## Do this
Without omitting anything, return the records precisely as given.

== Source data

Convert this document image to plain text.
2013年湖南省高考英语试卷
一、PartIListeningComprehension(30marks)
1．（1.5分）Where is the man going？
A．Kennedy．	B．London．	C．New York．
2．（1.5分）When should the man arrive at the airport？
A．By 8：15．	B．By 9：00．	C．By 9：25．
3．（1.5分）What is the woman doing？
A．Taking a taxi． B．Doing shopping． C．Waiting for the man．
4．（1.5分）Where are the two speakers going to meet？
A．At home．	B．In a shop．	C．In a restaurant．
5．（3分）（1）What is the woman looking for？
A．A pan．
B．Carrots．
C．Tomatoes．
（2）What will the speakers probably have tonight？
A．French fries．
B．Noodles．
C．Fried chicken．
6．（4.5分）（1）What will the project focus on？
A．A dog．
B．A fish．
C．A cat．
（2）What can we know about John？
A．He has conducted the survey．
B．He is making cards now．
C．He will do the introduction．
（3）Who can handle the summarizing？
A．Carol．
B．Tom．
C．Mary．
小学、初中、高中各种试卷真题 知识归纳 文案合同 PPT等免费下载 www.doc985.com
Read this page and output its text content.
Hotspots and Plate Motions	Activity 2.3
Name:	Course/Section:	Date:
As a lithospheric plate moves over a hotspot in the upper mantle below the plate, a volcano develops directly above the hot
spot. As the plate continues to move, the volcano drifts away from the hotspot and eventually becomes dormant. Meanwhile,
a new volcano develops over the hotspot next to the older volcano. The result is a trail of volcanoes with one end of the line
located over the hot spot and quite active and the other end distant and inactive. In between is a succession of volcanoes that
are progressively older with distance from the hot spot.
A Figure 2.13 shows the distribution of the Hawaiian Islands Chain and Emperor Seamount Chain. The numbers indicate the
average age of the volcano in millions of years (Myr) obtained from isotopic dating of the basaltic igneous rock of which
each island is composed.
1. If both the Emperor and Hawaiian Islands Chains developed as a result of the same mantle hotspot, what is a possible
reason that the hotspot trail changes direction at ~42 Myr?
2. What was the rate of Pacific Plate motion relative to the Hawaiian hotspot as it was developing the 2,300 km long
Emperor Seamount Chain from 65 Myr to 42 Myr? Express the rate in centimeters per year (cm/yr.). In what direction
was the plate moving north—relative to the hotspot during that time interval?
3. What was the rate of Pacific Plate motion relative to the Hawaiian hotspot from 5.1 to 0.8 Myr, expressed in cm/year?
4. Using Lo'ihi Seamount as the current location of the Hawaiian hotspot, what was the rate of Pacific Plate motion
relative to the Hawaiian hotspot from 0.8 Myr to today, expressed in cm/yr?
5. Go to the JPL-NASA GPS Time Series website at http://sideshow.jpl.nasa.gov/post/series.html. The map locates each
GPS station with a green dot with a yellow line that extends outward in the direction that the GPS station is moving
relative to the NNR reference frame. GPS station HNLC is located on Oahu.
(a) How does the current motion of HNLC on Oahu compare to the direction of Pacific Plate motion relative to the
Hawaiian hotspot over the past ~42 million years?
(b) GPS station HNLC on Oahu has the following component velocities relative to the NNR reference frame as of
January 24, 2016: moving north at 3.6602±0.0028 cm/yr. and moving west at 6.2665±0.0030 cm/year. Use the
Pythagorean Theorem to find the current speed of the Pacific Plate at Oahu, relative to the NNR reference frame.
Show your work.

====

## Solution to this task
Convert this document image to plain text.
2013年湖南省高考英语试卷
一、PartIListeningComprehension(30marks)
1．（1.5分）Where is the man going？
A．Kennedy．	B．London．	C．New York．
2．（1.5分）When should the man arrive at the airport？
A．By 8：15．	B．By 9：00．	C．By 9：25．
3．（1.5分）What is the woman doing？
A．Taking a taxi． B．Doing shopping． C．Waiting for the man．
4．（1.5分）Where are the two speakers going to meet？
A．At home．	B．In a shop．	C．In a restaurant．
5．（3分）（1）What is the woman looking for？
A．A pan．
B．Carrots．
C．Tomatoes．
（2）What will the speakers probably have tonight？
A．French fries．
B．Noodles．
C．Fried chicken．
6．（4.5分）（1）What will the project focus on？
A．A dog．
B．A fish．
C．A cat．
（2）What can we know about John？
A．He has conducted the survey．
B．He is making cards now．
C．He will do the introduction．
（3）Who can handle the summarizing？
A．Carol．
B．Tom．
C．Mary．
小学、初中、高中各种试卷真题 知识归纳 文案合同 PPT等免费下载 www.doc985.com
Read this page and output its text content.
Hotspots and Plate Motions	Activity 2.3
Name:	Course/Section:	Date:
As a lithospheric plate moves over a hotspot in the upper mantle below the plate, a volcano develops directly above the hot
spot. As the plate continues to move, the volcano drifts away from the hotspot and eventually becomes dormant. Meanwhile,
a new volcano develops over the hotspot next to the older volcano. The result is a trail of volcanoes with one end of the line
located over the hot spot and quite active and the other end distant and inactive. In between is a succession of volcanoes that
are progressively older with distance from the hot spot.
A Figure 2.13 shows the distribution of the Hawaiian Islands Chain and Emperor Seamount Chain. The numbers indicate the
average age of the volcano in millions of years (Myr) obtained from isotopic dating of the basaltic igneous rock of which
each island is composed.
1. If both the Emperor and Hawaiian Islands Chains developed as a result of the same mantle hotspot, what is a possible
reason that the hotspot trail changes direction at ~42 Myr?
2. What was the rate of Pacific Plate motion relative to the Hawaiian hotspot as it was developing the 2,300 km long
Emperor Seamount Chain from 65 Myr to 42 Myr? Express the rate in centimeters per year (cm/yr.). In what direction
was the plate moving north—relative to the hotspot during that time interval?
3. What was the rate of Pacific Plate motion relative to the Hawaiian hotspot from 5.1 to 0.8 Myr, expressed in cm/year?
4. Using Lo'ihi Seamount as the current location of the Hawaiian hotspot, what was the rate of Pacific Plate motion
relative to the Hawaiian hotspot from 0.8 Myr to today, expressed in cm/yr?
5. Go to the JPL-NASA GPS Time Series website at http://sideshow.jpl.nasa.gov/post/series.html. The map locates each
GPS station with a green dot with a yellow line that extends outward in the direction that the GPS station is moving
relative to the NNR reference frame. GPS station HNLC is located on Oahu.
(a) How does the current motion of HNLC on Oahu compare to the direction of Pacific Plate motion relative to the
Hawaiian hotspot over the past ~42 million years?
(b) GPS station HNLC on Oahu has the following component velocities relative to the NNR reference frame as of
January 24, 2016: moving north at 3.6602±0.0028 cm/yr. and moving west at 6.2665±0.0030 cm/year. Use the
Pythagorean Theorem to find the current speed of the Pacific Plate at Oahu, relative to the NNR reference frame.
Show your work.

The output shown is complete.